» **Extracts from a graphics dataset**:
[BEGIN]
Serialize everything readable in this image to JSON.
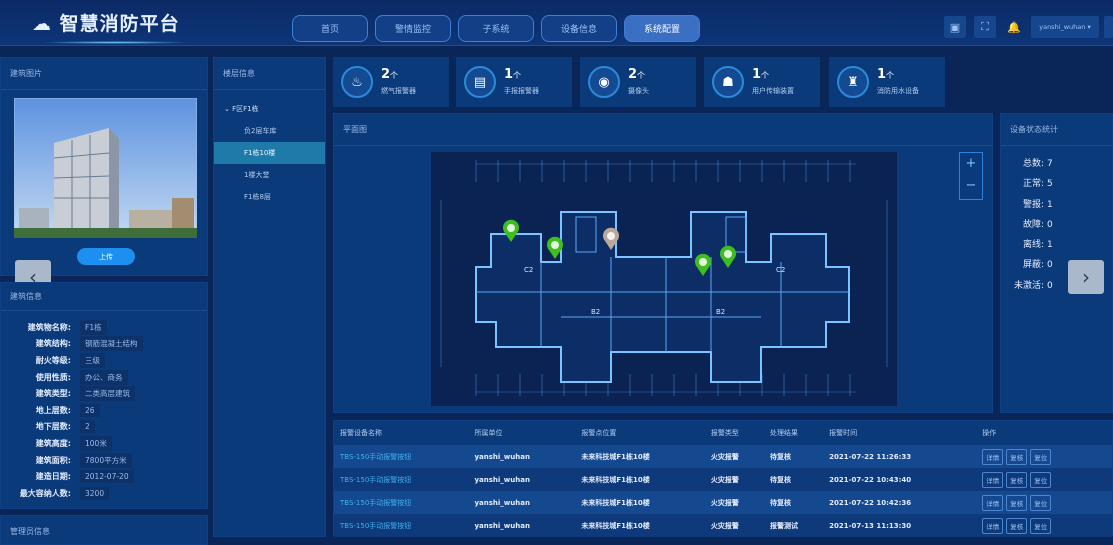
{
  "header": {
    "title": "智慧消防平台",
    "nav": [
      {
        "label": "首页"
      },
      {
        "label": "警情监控"
      },
      {
        "label": "子系统"
      },
      {
        "label": "设备信息"
      },
      {
        "label": "系统配置",
        "active": true
      }
    ],
    "user": "yanshi_wuhan"
  },
  "building_photo": {
    "title": "建筑图片",
    "upload_label": "上传"
  },
  "building_info": {
    "title": "建筑信息",
    "rows": [
      {
        "k": "建筑物名称:",
        "v": "F1栋"
      },
      {
        "k": "建筑结构:",
        "v": "钢筋混凝土结构"
      },
      {
        "k": "耐火等级:",
        "v": "三级"
      },
      {
        "k": "使用性质:",
        "v": "办公、商务"
      },
      {
        "k": "建筑类型:",
        "v": "二类高层建筑"
      },
      {
        "k": "地上层数:",
        "v": "26"
      },
      {
        "k": "地下层数:",
        "v": "2"
      },
      {
        "k": "建筑高度:",
        "v": "100米"
      },
      {
        "k": "建筑面积:",
        "v": "7800平方米"
      },
      {
        "k": "建造日期:",
        "v": "2012-07-20"
      },
      {
        "k": "最大容纳人数:",
        "v": "3200"
      }
    ]
  },
  "manager": {
    "title": "管理员信息"
  },
  "floors": {
    "title": "楼层信息",
    "root": "F区F1栋",
    "items": [
      {
        "label": "负2层车库"
      },
      {
        "label": "F1栋10楼",
        "selected": true
      },
      {
        "label": "1楼大堂"
      },
      {
        "label": "F1栋8层"
      }
    ]
  },
  "devices": [
    {
      "count": "2",
      "unit": "个",
      "label": "燃气报警器",
      "icon": "gas-alarm-icon"
    },
    {
      "count": "1",
      "unit": "个",
      "label": "手报报警器",
      "icon": "manual-alarm-icon"
    },
    {
      "count": "2",
      "unit": "个",
      "label": "摄像头",
      "icon": "camera-icon"
    },
    {
      "count": "1",
      "unit": "个",
      "label": "用户传输装置",
      "icon": "transmission-icon"
    },
    {
      "count": "1",
      "unit": "个",
      "label": "消防用水设备",
      "icon": "hydrant-icon"
    }
  ],
  "plan": {
    "title": "平面图",
    "zoom_in": "+",
    "zoom_out": "−",
    "markers": [
      {
        "status": "normal",
        "color": "#3fbf1f"
      },
      {
        "status": "normal",
        "color": "#3fbf1f"
      },
      {
        "status": "offline",
        "color": "#b9a99a"
      },
      {
        "status": "normal",
        "color": "#3fbf1f"
      },
      {
        "status": "normal",
        "color": "#3fbf1f"
      }
    ]
  },
  "status": {
    "title": "设备状态统计",
    "items": [
      {
        "k": "总数:",
        "v": "7"
      },
      {
        "k": "正常:",
        "v": "5"
      },
      {
        "k": "警报:",
        "v": "1"
      },
      {
        "k": "故障:",
        "v": "0"
      },
      {
        "k": "离线:",
        "v": "1"
      },
      {
        "k": "屏蔽:",
        "v": "0"
      },
      {
        "k": "未激活:",
        "v": "0"
      }
    ]
  },
  "alarms": {
    "columns": [
      "报警设备名称",
      "所属单位",
      "报警点位置",
      "报警类型",
      "处理结果",
      "报警时间",
      "操作"
    ],
    "actions": [
      "详情",
      "复核",
      "复位"
    ],
    "rows": [
      [
        "TBS-150手动报警按钮",
        "yanshi_wuhan",
        "未来科技城F1栋10楼",
        "火灾报警",
        "待复核",
        "2021-07-22 11:26:33"
      ],
      [
        "TBS-150手动报警按钮",
        "yanshi_wuhan",
        "未来科技城F1栋10楼",
        "火灾报警",
        "待复核",
        "2021-07-22 10:43:40"
      ],
      [
        "TBS-150手动报警按钮",
        "yanshi_wuhan",
        "未来科技城F1栋10楼",
        "火灾报警",
        "待复核",
        "2021-07-22 10:42:36"
      ],
      [
        "TBS-150手动报警按钮",
        "yanshi_wuhan",
        "未来科技城F1栋10楼",
        "火灾报警",
        "报警测试",
        "2021-07-13 11:13:30"
      ]
    ]
  },
  "colors": {
    "bg": "#0a2558",
    "panel": "#0b3a7a",
    "accent": "#3fb0ee",
    "marker_normal": "#3fbf1f"
  }
}
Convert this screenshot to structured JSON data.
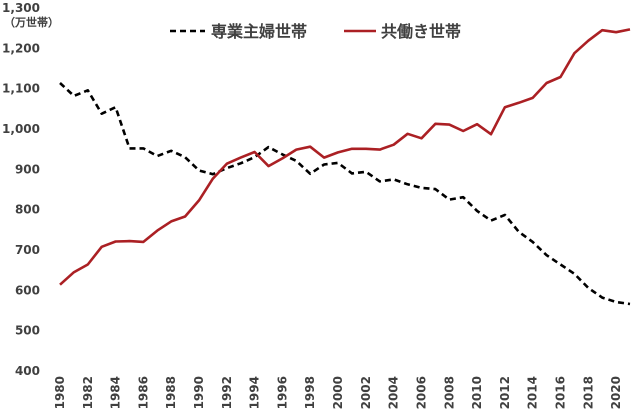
{
  "chart_data": {
    "type": "line",
    "title": "",
    "xlabel": "",
    "ylabel": "（万世帯）",
    "ylim": [
      400,
      1300
    ],
    "xlim": [
      1980,
      2021
    ],
    "grid": false,
    "legend": "top-center",
    "y_ticks": {
      "values": [
        400,
        500,
        600,
        700,
        800,
        900,
        1000,
        1100,
        1200,
        1300
      ],
      "labels": [
        "400",
        "500",
        "600",
        "700",
        "800",
        "900",
        "1,000",
        "1,100",
        "1,200",
        "1,300"
      ]
    },
    "x_ticks": {
      "values": [
        1980,
        1982,
        1984,
        1986,
        1988,
        1990,
        1992,
        1994,
        1996,
        1998,
        2000,
        2002,
        2004,
        2006,
        2008,
        2010,
        2012,
        2014,
        2016,
        2018,
        2020
      ],
      "labels": [
        "1980",
        "1982",
        "1984",
        "1986",
        "1988",
        "1990",
        "1992",
        "1994",
        "1996",
        "1998",
        "2000",
        "2002",
        "2004",
        "2006",
        "2008",
        "2010",
        "2012",
        "2014",
        "2016",
        "2018",
        "2020"
      ]
    },
    "x": [
      1980,
      1981,
      1982,
      1983,
      1984,
      1985,
      1986,
      1987,
      1988,
      1989,
      1990,
      1991,
      1992,
      1993,
      1994,
      1995,
      1996,
      1997,
      1998,
      1999,
      2000,
      2001,
      2002,
      2003,
      2004,
      2005,
      2006,
      2007,
      2008,
      2009,
      2010,
      2011,
      2012,
      2013,
      2014,
      2015,
      2016,
      2017,
      2018,
      2019,
      2020,
      2021
    ],
    "series": [
      {
        "name": "専業主婦世帯",
        "color": "#000000",
        "style": "dashed",
        "values": [
          1114,
          1082,
          1096,
          1038,
          1054,
          952,
          952,
          933,
          946,
          930,
          897,
          888,
          903,
          915,
          930,
          955,
          937,
          921,
          889,
          912,
          916,
          890,
          894,
          870,
          875,
          863,
          854,
          851,
          825,
          831,
          797,
          773,
          787,
          745,
          720,
          687,
          664,
          641,
          606,
          582,
          571,
          566
        ]
      },
      {
        "name": "共働き世帯",
        "color": "#ab2024",
        "style": "solid",
        "values": [
          614,
          645,
          664,
          708,
          721,
          722,
          720,
          748,
          771,
          783,
          823,
          877,
          914,
          929,
          943,
          908,
          927,
          949,
          956,
          929,
          942,
          951,
          951,
          949,
          961,
          988,
          977,
          1013,
          1011,
          995,
          1012,
          987,
          1054,
          1065,
          1077,
          1114,
          1129,
          1188,
          1219,
          1245,
          1240,
          1247
        ]
      }
    ]
  }
}
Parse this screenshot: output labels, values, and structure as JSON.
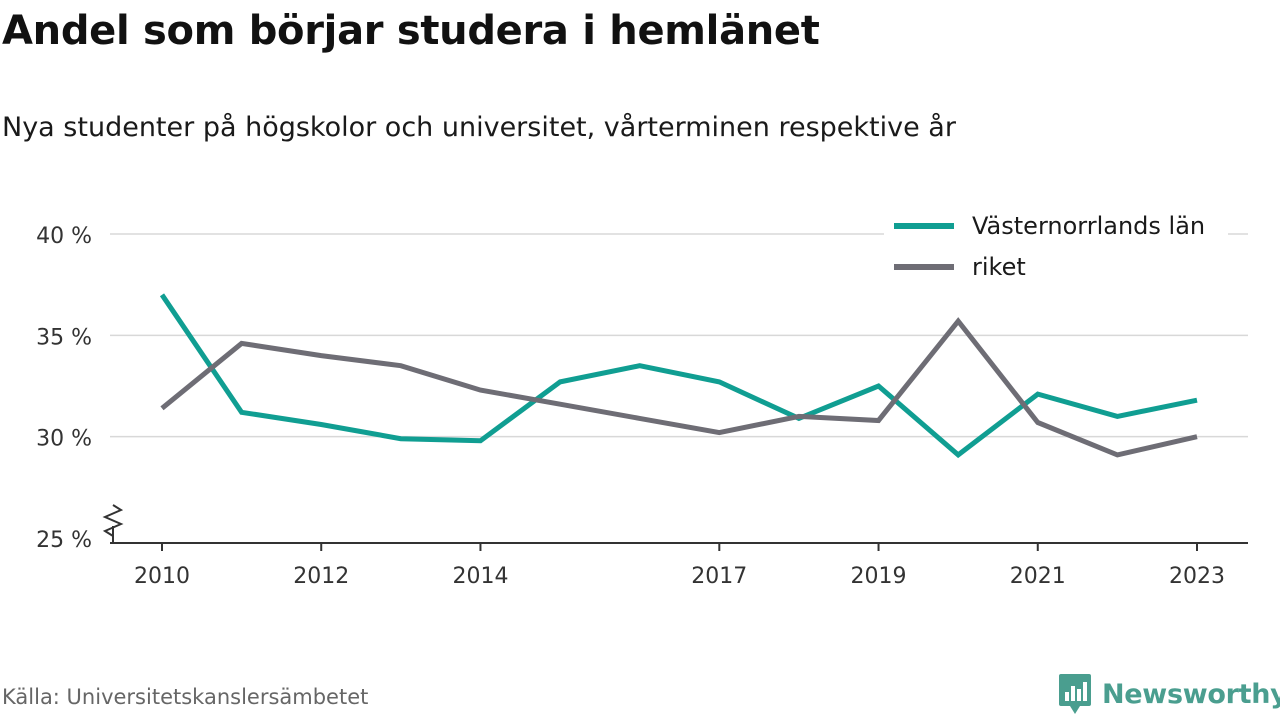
{
  "header": {
    "title": "Andel som börjar studera i hemlänet",
    "subtitle": "Nya studenter på högskolor och universitet, vårterminen respektive år"
  },
  "footer": {
    "source": "Källa: Universitetskanslersämbetet",
    "brand": "Newsworthy"
  },
  "colors": {
    "vasternorrland": "#109e92",
    "riket": "#6e6d75",
    "brand": "#4a9e8f",
    "grid": "#d8d8d8"
  },
  "chart_data": {
    "type": "line",
    "x": [
      2010,
      2011,
      2012,
      2013,
      2014,
      2015,
      2016,
      2017,
      2018,
      2019,
      2020,
      2021,
      2022,
      2023
    ],
    "x_ticks": [
      "2010",
      "2012",
      "2014",
      "2017",
      "2019",
      "2021",
      "2023"
    ],
    "y_ticks": [
      "25 %",
      "30 %",
      "35 %",
      "40 %"
    ],
    "ylim": [
      25,
      40
    ],
    "y_axis_break": true,
    "grid": true,
    "legend_position": "top-right",
    "series": [
      {
        "name": "Västernorrlands län",
        "color": "#109e92",
        "values": [
          37.0,
          31.2,
          30.6,
          29.9,
          29.8,
          32.7,
          33.5,
          32.7,
          30.9,
          32.5,
          29.1,
          32.1,
          31.0,
          31.8
        ]
      },
      {
        "name": "riket",
        "color": "#6e6d75",
        "values": [
          31.4,
          34.6,
          34.0,
          33.5,
          32.3,
          31.6,
          30.9,
          30.2,
          31.0,
          30.8,
          35.7,
          30.7,
          29.1,
          30.0
        ]
      }
    ]
  }
}
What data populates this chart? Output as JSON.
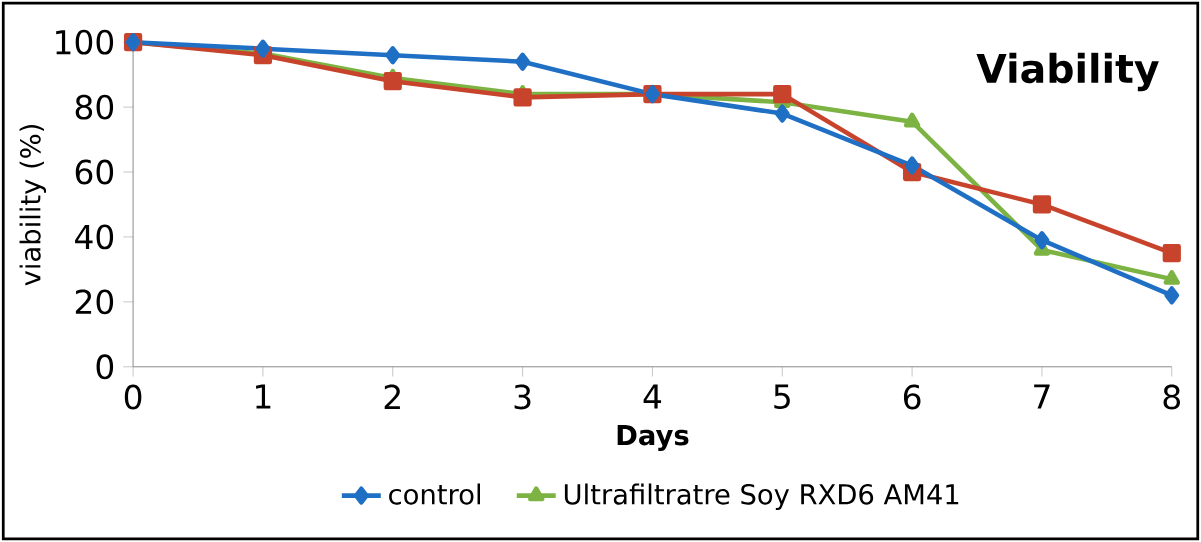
{
  "chart_data": {
    "type": "line",
    "title": "Viability",
    "xlabel": "Days",
    "ylabel": "viability (%)",
    "x": [
      0,
      1,
      2,
      3,
      4,
      5,
      6,
      7,
      8
    ],
    "series": [
      {
        "name": "control",
        "color": "#1f6fc4",
        "marker": "diamond",
        "values": [
          100,
          98,
          96,
          94,
          84,
          78,
          62,
          39,
          22
        ]
      },
      {
        "color": "#c8432c",
        "marker": "square",
        "values": [
          100,
          96,
          88,
          83,
          84,
          84,
          60,
          50,
          35
        ]
      },
      {
        "name": "Ultrafiltratre Soy RXD6 AM41",
        "color": "#7cb342",
        "marker": "triangle",
        "values": [
          100,
          96.5,
          89,
          84,
          84,
          81.5,
          75.5,
          36,
          27
        ]
      }
    ],
    "xlim": [
      0,
      8
    ],
    "xticks": [
      0,
      1,
      2,
      3,
      4,
      5,
      6,
      7,
      8
    ],
    "ylim": [
      0,
      100
    ],
    "yticks": [
      0,
      20,
      40,
      60,
      80,
      100
    ],
    "grid": false,
    "legend": "bottom",
    "line_style": "solid"
  }
}
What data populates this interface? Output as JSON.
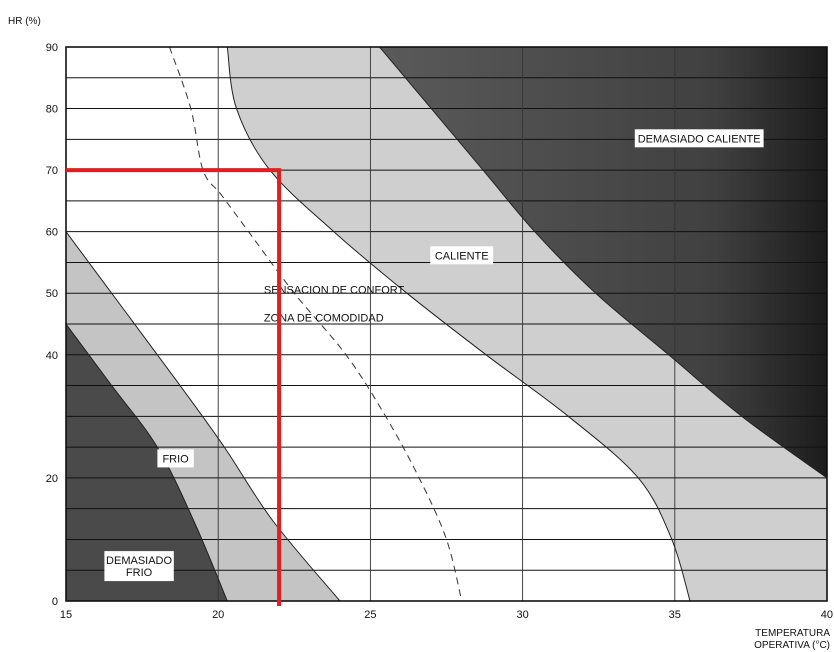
{
  "chart_data": {
    "type": "area",
    "ylabel": "HR (%)",
    "xlabel_lines": [
      "TEMPERATURA",
      "OPERATIVA (°C)"
    ],
    "xlim": [
      15,
      40
    ],
    "ylim": [
      0,
      90
    ],
    "x_ticks": [
      15,
      20,
      25,
      30,
      35,
      40
    ],
    "y_ticks": [
      0,
      20,
      30,
      40,
      50,
      60,
      70,
      80,
      90
    ],
    "y_tick_labels": [
      "0",
      "20",
      "",
      "40",
      "50",
      "60",
      "70",
      "80",
      "90"
    ],
    "grid": true,
    "boundaries": [
      {
        "id": "cold_extreme",
        "points": [
          [
            15,
            45
          ],
          [
            16.5,
            35
          ],
          [
            18,
            25
          ],
          [
            19.2,
            13
          ],
          [
            20.3,
            0
          ]
        ]
      },
      {
        "id": "cold_comfort",
        "points": [
          [
            15,
            60
          ],
          [
            16.8,
            48
          ],
          [
            18.6,
            36
          ],
          [
            20.2,
            25
          ],
          [
            21.8,
            13
          ],
          [
            24,
            0
          ]
        ]
      },
      {
        "id": "hot_comfort",
        "points": [
          [
            20.3,
            90
          ],
          [
            20.6,
            80
          ],
          [
            21.7,
            70
          ],
          [
            23.8,
            60
          ],
          [
            26.2,
            50
          ],
          [
            28.8,
            40
          ],
          [
            31.5,
            30
          ],
          [
            33.8,
            20
          ],
          [
            34.9,
            10
          ],
          [
            35.5,
            0
          ]
        ]
      },
      {
        "id": "hot_extreme",
        "points": [
          [
            25.3,
            90
          ],
          [
            27,
            80
          ],
          [
            28.7,
            70
          ],
          [
            30.4,
            60
          ],
          [
            32.4,
            50
          ],
          [
            34.8,
            40
          ],
          [
            37.2,
            30
          ],
          [
            40,
            20
          ]
        ]
      }
    ],
    "neutral_dashed_line": {
      "points": [
        [
          18.4,
          90
        ],
        [
          19.1,
          80
        ],
        [
          19.5,
          70
        ],
        [
          20.1,
          66
        ],
        [
          21,
          60
        ],
        [
          22.5,
          50
        ],
        [
          24.2,
          40
        ],
        [
          25.5,
          30
        ],
        [
          26.6,
          20
        ],
        [
          27.5,
          10
        ],
        [
          28,
          0
        ]
      ]
    },
    "zones": [
      {
        "id": "muy_frio",
        "lines": [
          "DEMASIADO",
          "FRIO"
        ],
        "at": [
          17.4,
          5.5
        ],
        "boxed": true,
        "color": "#4a4a4a"
      },
      {
        "id": "frio",
        "lines": [
          "FRIO"
        ],
        "at": [
          18.6,
          23
        ],
        "boxed": true,
        "color": "#c4c4c4"
      },
      {
        "id": "confort",
        "lines": [
          "SENSACION DE CONFORT",
          "ZONA DE COMODIDAD"
        ],
        "at": [
          21.5,
          47
        ],
        "boxed": false,
        "color": "#ffffff"
      },
      {
        "id": "caliente",
        "lines": [
          "CALIENTE"
        ],
        "at": [
          28,
          56
        ],
        "boxed": true,
        "color": "#cfcfcf"
      },
      {
        "id": "muy_caliente",
        "lines": [
          "DEMASIADO CALIENTE"
        ],
        "at": [
          35.8,
          75
        ],
        "boxed": true,
        "color": "#474747"
      }
    ],
    "marker": {
      "x": 22,
      "y": 70,
      "color": "#e02020"
    }
  }
}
[END]
» **Objective**: Select all lines with the word "this" from the entries above.

» **Answer to the exercise**:
Serialize everything readable in this image to JSON.
Convert this screenshot to structured JSON data.
Parse this screenshot: output labels, values, and structure as JSON.
What data populates this chart? Output as JSON.
What data populates this interface? Output as JSON.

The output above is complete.